(Part of a data file)
---------------
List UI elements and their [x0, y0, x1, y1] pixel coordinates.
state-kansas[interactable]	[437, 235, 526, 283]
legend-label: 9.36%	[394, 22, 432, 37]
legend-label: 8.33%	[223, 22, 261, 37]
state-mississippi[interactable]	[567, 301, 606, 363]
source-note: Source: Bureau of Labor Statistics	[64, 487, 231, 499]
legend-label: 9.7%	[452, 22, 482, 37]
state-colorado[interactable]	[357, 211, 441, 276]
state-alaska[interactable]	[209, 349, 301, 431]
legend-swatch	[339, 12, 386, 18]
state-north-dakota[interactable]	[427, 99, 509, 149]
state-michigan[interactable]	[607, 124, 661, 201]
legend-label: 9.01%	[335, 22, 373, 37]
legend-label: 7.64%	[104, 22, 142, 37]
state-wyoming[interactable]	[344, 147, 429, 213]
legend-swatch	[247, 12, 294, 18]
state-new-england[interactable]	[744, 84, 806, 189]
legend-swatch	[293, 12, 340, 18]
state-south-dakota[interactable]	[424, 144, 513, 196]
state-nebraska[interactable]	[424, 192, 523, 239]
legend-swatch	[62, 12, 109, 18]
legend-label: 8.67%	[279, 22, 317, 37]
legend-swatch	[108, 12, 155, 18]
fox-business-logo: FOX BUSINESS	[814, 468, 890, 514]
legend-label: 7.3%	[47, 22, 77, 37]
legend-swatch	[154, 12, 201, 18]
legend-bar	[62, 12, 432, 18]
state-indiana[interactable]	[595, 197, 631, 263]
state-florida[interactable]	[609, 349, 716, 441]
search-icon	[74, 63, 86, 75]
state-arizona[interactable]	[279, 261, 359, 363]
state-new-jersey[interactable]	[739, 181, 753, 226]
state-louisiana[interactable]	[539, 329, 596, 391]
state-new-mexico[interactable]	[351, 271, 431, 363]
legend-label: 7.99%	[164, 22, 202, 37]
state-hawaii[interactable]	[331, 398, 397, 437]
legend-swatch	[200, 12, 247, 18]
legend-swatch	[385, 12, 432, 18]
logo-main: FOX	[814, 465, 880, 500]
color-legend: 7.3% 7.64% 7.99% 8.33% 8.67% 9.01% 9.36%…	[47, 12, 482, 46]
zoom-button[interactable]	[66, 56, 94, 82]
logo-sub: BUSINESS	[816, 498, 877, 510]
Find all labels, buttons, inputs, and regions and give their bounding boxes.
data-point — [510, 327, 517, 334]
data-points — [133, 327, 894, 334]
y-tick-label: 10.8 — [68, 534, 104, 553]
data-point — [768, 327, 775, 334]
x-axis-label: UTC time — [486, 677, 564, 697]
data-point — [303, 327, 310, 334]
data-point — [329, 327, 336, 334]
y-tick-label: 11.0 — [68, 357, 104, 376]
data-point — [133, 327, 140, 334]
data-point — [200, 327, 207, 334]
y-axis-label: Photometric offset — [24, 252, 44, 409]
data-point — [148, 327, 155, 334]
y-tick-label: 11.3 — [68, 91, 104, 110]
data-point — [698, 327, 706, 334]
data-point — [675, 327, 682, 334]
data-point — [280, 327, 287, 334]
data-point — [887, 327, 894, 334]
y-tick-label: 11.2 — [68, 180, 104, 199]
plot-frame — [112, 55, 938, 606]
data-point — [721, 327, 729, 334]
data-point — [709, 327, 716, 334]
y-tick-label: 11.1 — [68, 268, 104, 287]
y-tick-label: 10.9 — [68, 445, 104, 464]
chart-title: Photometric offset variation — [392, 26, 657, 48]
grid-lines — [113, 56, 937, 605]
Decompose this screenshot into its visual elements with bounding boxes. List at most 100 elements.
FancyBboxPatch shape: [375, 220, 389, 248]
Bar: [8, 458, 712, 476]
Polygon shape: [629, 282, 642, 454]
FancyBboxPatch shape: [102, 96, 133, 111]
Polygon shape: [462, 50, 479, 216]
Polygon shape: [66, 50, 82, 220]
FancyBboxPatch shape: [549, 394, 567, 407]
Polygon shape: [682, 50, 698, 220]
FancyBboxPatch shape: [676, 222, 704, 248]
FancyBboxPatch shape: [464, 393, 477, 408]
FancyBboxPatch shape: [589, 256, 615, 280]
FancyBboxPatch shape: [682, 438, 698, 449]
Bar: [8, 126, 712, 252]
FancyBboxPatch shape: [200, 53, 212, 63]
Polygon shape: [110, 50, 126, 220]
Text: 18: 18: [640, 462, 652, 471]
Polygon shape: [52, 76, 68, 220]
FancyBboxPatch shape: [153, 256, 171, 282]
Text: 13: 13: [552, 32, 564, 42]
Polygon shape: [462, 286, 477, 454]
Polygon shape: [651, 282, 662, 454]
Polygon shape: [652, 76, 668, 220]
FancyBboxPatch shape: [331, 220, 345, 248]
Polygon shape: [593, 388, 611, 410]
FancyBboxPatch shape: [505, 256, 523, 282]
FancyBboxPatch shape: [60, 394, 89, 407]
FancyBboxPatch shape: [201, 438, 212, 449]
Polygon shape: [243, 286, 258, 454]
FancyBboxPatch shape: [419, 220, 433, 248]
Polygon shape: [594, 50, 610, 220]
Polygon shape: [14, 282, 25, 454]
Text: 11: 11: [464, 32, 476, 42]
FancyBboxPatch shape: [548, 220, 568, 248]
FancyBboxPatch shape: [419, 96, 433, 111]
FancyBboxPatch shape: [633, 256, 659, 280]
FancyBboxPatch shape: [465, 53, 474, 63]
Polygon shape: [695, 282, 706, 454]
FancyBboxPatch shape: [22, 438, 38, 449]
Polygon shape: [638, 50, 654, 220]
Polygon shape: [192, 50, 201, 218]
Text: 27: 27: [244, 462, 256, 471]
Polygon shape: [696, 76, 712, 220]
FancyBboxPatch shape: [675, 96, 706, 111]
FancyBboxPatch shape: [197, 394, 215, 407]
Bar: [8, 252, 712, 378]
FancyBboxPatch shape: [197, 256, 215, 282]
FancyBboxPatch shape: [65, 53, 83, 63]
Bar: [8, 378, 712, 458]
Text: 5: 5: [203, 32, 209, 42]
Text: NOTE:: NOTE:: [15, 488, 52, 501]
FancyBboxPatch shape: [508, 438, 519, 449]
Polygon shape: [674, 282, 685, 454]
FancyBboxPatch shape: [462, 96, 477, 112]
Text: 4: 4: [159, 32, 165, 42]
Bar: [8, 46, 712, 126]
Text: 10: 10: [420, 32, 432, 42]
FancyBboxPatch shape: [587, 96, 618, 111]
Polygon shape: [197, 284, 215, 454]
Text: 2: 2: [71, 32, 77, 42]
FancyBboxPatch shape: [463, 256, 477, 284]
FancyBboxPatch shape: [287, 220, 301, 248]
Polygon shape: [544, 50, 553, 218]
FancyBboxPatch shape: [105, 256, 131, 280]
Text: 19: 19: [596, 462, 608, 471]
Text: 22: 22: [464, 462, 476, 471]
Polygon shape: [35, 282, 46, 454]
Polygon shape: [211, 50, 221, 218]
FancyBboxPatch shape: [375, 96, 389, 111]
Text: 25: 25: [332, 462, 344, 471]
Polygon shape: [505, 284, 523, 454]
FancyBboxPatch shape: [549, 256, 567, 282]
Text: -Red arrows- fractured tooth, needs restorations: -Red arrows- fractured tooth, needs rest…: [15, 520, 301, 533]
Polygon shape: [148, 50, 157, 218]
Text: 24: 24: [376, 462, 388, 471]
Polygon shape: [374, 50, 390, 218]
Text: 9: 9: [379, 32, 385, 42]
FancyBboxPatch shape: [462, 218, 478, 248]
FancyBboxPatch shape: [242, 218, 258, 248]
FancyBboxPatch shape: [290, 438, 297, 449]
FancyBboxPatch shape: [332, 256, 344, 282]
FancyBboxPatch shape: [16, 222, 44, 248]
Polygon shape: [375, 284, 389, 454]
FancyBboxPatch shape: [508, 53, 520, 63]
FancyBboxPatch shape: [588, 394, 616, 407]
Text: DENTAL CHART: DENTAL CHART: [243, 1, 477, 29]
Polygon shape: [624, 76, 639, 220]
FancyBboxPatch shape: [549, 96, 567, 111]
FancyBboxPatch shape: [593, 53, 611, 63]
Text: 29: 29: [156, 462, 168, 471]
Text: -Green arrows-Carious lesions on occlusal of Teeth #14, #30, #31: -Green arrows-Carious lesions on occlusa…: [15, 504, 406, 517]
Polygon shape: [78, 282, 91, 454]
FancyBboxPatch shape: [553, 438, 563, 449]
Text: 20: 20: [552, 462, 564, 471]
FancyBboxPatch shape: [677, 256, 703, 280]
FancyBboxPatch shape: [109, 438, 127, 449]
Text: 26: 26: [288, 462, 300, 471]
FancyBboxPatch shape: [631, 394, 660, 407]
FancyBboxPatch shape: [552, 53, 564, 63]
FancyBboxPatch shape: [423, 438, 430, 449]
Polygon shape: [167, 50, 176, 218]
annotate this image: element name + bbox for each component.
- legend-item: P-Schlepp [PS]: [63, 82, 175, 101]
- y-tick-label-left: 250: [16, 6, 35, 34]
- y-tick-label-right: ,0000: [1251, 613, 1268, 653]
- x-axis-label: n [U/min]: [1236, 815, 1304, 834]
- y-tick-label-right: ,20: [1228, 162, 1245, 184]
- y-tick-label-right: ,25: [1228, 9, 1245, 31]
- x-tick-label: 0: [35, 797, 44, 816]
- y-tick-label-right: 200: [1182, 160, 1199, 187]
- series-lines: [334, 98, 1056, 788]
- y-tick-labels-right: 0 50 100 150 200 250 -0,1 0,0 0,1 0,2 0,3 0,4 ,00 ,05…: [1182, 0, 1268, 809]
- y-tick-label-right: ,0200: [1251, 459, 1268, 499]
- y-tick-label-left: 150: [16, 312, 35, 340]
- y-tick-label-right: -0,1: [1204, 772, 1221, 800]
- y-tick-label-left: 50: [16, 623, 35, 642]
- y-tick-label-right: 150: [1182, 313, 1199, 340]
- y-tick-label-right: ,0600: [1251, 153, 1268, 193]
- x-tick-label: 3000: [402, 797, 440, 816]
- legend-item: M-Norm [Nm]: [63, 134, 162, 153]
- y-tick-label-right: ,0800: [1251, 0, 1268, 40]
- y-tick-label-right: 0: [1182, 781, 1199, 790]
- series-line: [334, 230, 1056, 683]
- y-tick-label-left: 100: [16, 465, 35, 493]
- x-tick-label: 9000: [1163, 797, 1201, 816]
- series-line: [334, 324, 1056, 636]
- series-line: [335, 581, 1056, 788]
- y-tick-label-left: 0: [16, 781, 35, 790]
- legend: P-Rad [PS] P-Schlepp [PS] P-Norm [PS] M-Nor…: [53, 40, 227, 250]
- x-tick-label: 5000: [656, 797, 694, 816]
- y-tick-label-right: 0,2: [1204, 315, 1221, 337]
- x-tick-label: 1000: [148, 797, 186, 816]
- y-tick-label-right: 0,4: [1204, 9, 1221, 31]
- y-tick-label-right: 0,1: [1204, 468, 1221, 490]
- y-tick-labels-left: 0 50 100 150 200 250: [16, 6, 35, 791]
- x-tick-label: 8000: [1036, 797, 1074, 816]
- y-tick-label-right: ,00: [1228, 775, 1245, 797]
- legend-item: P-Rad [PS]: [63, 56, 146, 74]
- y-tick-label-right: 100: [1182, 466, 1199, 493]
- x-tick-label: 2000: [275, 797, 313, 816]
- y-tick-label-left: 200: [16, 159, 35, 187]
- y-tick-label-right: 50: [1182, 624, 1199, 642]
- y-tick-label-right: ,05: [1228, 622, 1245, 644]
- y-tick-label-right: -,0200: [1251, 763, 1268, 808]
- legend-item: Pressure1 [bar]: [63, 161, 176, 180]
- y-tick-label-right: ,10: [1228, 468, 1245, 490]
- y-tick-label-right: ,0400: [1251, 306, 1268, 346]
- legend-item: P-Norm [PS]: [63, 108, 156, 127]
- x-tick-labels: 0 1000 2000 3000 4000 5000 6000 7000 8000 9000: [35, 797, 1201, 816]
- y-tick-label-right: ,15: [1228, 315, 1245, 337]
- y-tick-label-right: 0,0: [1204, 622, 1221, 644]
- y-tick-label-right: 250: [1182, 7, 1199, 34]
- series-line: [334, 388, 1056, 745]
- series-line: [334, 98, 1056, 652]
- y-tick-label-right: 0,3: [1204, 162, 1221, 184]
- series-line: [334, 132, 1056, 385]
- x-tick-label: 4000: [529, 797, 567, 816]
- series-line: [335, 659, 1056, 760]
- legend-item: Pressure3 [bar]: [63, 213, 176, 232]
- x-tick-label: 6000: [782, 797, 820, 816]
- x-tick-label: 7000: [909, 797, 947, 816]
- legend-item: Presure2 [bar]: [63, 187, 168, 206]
---------------
* Goal *
Copy the records word for word, starting with their first line and going on through the line containing "468, 890, 514]", including that line.

* The response *
List UI elements and their [x0, y0, x1, y1] pixel coordinates.
state-kansas[interactable]	[437, 235, 526, 283]
legend-label: 9.36%	[394, 22, 432, 37]
legend-label: 8.33%	[223, 22, 261, 37]
state-mississippi[interactable]	[567, 301, 606, 363]
source-note: Source: Bureau of Labor Statistics	[64, 487, 231, 499]
legend-label: 9.7%	[452, 22, 482, 37]
state-colorado[interactable]	[357, 211, 441, 276]
state-alaska[interactable]	[209, 349, 301, 431]
legend-swatch	[339, 12, 386, 18]
state-north-dakota[interactable]	[427, 99, 509, 149]
state-michigan[interactable]	[607, 124, 661, 201]
legend-label: 9.01%	[335, 22, 373, 37]
legend-label: 7.64%	[104, 22, 142, 37]
state-wyoming[interactable]	[344, 147, 429, 213]
legend-swatch	[247, 12, 294, 18]
state-new-england[interactable]	[744, 84, 806, 189]
legend-swatch	[293, 12, 340, 18]
state-south-dakota[interactable]	[424, 144, 513, 196]
state-nebraska[interactable]	[424, 192, 523, 239]
legend-swatch	[62, 12, 109, 18]
legend-label: 8.67%	[279, 22, 317, 37]
legend-swatch	[108, 12, 155, 18]
fox-business-logo: FOX BUSINESS	[814, 468, 890, 514]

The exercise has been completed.